● MATERIAL FOR THIS EXERCISE
========================

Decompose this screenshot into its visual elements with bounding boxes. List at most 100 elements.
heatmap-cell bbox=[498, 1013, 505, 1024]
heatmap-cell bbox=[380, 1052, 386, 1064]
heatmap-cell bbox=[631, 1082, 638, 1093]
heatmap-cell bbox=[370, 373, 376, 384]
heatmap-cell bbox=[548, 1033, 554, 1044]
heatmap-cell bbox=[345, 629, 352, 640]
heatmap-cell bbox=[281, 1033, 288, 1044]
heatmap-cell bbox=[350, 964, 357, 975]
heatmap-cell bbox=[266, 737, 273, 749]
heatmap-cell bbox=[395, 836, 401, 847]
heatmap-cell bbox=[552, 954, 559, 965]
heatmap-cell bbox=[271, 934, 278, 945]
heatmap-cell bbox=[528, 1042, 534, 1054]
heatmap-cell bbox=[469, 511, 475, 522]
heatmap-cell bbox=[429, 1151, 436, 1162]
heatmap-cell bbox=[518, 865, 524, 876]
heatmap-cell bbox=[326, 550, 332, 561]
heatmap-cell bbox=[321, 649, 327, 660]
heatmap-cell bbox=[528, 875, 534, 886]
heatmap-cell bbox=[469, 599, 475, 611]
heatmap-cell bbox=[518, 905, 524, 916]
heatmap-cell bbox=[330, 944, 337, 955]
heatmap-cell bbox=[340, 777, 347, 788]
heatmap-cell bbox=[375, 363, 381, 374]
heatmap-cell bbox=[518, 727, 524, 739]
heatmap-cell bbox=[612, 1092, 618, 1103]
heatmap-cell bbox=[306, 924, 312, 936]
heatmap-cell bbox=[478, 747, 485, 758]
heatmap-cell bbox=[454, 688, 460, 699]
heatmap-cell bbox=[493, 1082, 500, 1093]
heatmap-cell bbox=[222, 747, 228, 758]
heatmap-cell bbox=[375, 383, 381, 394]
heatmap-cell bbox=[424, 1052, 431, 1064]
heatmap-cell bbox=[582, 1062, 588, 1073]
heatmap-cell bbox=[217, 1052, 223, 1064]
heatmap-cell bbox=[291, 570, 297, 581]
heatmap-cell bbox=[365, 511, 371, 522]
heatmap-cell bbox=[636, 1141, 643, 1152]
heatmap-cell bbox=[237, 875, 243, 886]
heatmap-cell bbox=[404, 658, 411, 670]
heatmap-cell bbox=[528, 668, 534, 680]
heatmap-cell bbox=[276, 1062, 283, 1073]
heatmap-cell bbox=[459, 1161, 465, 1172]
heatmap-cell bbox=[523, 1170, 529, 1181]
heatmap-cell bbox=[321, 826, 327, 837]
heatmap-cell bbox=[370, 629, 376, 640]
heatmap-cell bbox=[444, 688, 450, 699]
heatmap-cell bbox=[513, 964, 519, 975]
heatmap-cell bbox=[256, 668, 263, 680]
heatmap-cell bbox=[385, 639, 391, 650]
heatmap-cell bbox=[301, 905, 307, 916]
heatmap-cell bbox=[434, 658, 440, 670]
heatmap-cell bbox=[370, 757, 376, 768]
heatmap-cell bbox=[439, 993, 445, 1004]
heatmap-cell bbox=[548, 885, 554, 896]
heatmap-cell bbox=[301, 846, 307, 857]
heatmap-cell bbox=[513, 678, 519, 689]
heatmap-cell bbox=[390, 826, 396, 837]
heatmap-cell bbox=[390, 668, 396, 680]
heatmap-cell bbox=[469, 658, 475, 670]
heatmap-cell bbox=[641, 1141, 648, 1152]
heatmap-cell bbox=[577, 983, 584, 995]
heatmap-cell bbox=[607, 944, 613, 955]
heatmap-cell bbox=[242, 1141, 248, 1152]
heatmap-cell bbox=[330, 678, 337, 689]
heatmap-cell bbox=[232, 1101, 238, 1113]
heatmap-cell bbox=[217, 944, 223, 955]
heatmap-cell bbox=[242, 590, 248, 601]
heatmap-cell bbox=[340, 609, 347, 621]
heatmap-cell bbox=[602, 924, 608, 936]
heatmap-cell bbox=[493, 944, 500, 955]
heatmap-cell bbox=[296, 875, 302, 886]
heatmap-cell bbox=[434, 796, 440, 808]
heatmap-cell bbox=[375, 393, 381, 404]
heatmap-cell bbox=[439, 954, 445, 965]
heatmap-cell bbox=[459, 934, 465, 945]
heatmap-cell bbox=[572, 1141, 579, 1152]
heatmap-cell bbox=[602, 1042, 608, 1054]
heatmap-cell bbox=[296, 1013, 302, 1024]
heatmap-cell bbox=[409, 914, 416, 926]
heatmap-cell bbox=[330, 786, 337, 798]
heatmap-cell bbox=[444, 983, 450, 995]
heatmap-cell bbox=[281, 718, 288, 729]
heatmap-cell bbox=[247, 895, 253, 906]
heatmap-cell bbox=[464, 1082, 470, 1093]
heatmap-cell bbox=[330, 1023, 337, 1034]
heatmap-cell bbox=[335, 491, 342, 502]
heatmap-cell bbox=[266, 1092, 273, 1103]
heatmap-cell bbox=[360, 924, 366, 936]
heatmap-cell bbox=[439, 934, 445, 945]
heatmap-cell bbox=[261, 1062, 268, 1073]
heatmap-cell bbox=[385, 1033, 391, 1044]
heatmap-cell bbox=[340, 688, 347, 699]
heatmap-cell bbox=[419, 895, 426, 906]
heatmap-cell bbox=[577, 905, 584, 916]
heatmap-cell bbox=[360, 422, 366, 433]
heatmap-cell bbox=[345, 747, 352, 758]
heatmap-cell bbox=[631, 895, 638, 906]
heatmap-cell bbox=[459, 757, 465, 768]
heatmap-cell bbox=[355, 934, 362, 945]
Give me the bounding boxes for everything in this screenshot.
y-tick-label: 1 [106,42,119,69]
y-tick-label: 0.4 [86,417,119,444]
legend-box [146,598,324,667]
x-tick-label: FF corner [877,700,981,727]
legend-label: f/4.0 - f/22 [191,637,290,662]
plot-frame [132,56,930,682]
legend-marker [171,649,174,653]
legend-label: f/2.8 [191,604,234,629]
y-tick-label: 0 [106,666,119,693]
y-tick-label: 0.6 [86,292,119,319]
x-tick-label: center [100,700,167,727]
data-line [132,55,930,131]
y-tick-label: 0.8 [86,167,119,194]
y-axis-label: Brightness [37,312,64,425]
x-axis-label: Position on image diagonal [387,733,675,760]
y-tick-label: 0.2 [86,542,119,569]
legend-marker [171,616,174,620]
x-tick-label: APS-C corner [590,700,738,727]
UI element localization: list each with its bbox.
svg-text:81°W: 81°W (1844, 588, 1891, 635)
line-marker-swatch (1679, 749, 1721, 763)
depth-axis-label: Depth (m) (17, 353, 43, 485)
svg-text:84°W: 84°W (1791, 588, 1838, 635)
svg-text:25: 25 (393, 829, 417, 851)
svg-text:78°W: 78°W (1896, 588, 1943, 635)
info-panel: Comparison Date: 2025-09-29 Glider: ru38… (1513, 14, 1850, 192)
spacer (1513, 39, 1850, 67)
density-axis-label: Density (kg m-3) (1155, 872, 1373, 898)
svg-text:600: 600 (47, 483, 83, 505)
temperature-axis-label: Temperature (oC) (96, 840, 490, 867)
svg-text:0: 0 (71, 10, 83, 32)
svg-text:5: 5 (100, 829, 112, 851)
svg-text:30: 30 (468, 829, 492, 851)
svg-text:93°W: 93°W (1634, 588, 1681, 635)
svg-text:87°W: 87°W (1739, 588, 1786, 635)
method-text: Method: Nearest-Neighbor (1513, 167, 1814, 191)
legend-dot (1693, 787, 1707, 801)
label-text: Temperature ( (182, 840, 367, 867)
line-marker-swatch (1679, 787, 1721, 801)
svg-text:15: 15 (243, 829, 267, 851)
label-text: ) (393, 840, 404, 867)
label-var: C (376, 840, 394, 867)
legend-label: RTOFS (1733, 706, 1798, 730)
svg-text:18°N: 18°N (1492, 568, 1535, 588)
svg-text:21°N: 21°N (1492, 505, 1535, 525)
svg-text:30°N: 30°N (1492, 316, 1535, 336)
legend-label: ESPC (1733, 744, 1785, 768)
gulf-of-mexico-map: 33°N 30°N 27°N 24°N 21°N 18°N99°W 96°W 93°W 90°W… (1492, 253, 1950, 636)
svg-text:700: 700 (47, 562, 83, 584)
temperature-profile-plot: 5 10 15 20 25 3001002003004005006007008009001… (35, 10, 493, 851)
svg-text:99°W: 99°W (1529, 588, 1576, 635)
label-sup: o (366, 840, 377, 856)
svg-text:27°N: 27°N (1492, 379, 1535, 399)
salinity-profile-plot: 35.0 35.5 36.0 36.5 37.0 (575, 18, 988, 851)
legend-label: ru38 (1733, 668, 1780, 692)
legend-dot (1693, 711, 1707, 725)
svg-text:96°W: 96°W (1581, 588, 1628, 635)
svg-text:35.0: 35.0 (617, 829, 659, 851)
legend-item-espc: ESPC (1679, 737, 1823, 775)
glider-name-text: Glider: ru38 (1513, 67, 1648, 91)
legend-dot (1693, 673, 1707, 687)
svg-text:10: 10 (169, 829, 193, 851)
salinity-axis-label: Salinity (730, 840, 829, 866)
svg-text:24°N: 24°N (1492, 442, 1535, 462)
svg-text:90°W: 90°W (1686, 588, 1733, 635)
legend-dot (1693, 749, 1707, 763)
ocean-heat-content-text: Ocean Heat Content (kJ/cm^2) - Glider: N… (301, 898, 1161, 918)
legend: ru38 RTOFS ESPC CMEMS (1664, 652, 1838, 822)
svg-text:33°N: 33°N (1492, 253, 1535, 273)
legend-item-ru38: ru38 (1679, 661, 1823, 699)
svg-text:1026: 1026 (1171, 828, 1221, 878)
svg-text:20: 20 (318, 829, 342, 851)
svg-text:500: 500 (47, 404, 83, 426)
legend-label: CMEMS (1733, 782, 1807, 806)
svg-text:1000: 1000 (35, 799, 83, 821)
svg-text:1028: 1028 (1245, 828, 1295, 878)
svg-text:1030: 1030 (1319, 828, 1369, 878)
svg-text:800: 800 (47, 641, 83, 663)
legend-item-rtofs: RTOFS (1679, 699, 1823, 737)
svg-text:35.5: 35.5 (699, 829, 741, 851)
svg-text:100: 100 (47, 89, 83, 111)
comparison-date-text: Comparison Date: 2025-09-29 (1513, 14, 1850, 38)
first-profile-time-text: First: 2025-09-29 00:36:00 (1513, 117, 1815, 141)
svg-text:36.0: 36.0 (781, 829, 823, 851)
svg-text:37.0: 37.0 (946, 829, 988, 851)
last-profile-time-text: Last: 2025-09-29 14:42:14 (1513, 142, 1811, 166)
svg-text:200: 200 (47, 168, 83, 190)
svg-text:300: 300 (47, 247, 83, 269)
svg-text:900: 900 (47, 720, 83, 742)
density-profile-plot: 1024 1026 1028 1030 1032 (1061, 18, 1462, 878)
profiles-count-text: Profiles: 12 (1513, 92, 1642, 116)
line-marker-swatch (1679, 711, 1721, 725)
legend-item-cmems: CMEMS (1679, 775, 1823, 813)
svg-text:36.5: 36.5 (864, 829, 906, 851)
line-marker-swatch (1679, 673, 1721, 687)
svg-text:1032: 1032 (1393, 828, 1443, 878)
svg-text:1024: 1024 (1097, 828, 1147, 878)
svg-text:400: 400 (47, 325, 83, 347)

========================

● TASK STATEMENT
Reproduce the entries from the very beginning through the line containing "heatmap-cell bbox=[478, 747, 485, 758]", swapping "screenshot" for "screen capture" and leaving everything else unchanged.

● TASK RESULT
Decompose this screen capture into its visual elements with bounding boxes. List at most 100 elements.
heatmap-cell bbox=[498, 1013, 505, 1024]
heatmap-cell bbox=[380, 1052, 386, 1064]
heatmap-cell bbox=[631, 1082, 638, 1093]
heatmap-cell bbox=[370, 373, 376, 384]
heatmap-cell bbox=[548, 1033, 554, 1044]
heatmap-cell bbox=[345, 629, 352, 640]
heatmap-cell bbox=[281, 1033, 288, 1044]
heatmap-cell bbox=[350, 964, 357, 975]
heatmap-cell bbox=[266, 737, 273, 749]
heatmap-cell bbox=[395, 836, 401, 847]
heatmap-cell bbox=[552, 954, 559, 965]
heatmap-cell bbox=[271, 934, 278, 945]
heatmap-cell bbox=[528, 1042, 534, 1054]
heatmap-cell bbox=[469, 511, 475, 522]
heatmap-cell bbox=[429, 1151, 436, 1162]
heatmap-cell bbox=[518, 865, 524, 876]
heatmap-cell bbox=[326, 550, 332, 561]
heatmap-cell bbox=[321, 649, 327, 660]
heatmap-cell bbox=[528, 875, 534, 886]
heatmap-cell bbox=[469, 599, 475, 611]
heatmap-cell bbox=[518, 905, 524, 916]
heatmap-cell bbox=[330, 944, 337, 955]
heatmap-cell bbox=[340, 777, 347, 788]
heatmap-cell bbox=[375, 363, 381, 374]
heatmap-cell bbox=[518, 727, 524, 739]
heatmap-cell bbox=[612, 1092, 618, 1103]
heatmap-cell bbox=[306, 924, 312, 936]
heatmap-cell bbox=[478, 747, 485, 758]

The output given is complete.